§ **Do this**: List each line of the data that holds the string "電話番号", please.

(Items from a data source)
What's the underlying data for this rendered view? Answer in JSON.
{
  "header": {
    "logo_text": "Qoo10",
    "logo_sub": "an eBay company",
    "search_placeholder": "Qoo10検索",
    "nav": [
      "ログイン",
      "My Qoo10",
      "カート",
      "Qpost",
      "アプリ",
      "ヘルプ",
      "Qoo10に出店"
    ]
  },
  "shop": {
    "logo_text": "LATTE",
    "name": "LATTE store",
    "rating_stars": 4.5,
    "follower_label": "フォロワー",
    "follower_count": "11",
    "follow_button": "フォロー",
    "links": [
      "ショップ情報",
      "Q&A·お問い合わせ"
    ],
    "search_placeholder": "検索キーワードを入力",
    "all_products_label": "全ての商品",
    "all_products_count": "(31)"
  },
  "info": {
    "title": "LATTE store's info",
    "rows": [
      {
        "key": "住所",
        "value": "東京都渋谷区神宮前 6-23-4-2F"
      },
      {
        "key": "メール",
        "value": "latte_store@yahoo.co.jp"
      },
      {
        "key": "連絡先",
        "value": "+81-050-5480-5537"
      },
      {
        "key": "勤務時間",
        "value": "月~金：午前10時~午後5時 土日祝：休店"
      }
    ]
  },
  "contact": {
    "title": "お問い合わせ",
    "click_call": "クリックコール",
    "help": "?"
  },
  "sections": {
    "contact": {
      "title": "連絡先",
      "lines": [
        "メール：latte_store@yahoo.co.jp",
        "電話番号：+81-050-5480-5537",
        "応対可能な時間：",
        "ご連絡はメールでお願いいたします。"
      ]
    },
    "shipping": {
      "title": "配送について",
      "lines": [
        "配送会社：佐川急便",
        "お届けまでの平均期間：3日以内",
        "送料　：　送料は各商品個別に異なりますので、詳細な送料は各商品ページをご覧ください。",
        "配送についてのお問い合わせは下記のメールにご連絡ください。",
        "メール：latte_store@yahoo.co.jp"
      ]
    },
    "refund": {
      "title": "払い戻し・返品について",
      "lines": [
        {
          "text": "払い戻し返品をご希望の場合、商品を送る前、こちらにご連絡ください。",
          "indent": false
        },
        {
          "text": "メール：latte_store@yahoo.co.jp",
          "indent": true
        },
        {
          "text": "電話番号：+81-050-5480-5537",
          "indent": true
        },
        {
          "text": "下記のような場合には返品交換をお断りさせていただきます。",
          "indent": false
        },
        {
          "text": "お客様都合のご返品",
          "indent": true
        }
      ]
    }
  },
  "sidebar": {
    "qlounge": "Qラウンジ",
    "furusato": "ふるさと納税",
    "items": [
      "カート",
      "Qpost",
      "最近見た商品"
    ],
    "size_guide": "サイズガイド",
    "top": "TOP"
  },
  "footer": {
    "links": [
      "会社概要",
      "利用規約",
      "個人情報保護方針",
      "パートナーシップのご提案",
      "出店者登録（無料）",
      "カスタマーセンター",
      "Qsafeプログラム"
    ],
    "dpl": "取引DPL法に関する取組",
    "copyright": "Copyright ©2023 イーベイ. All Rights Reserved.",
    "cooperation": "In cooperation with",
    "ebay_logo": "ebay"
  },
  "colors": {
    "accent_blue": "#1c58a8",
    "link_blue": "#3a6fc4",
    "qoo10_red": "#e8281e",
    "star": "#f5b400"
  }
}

§ **Result**:
        "電話番号：+81-050-5480-5537",
          "text": "電話番号：+81-050-5480-5537",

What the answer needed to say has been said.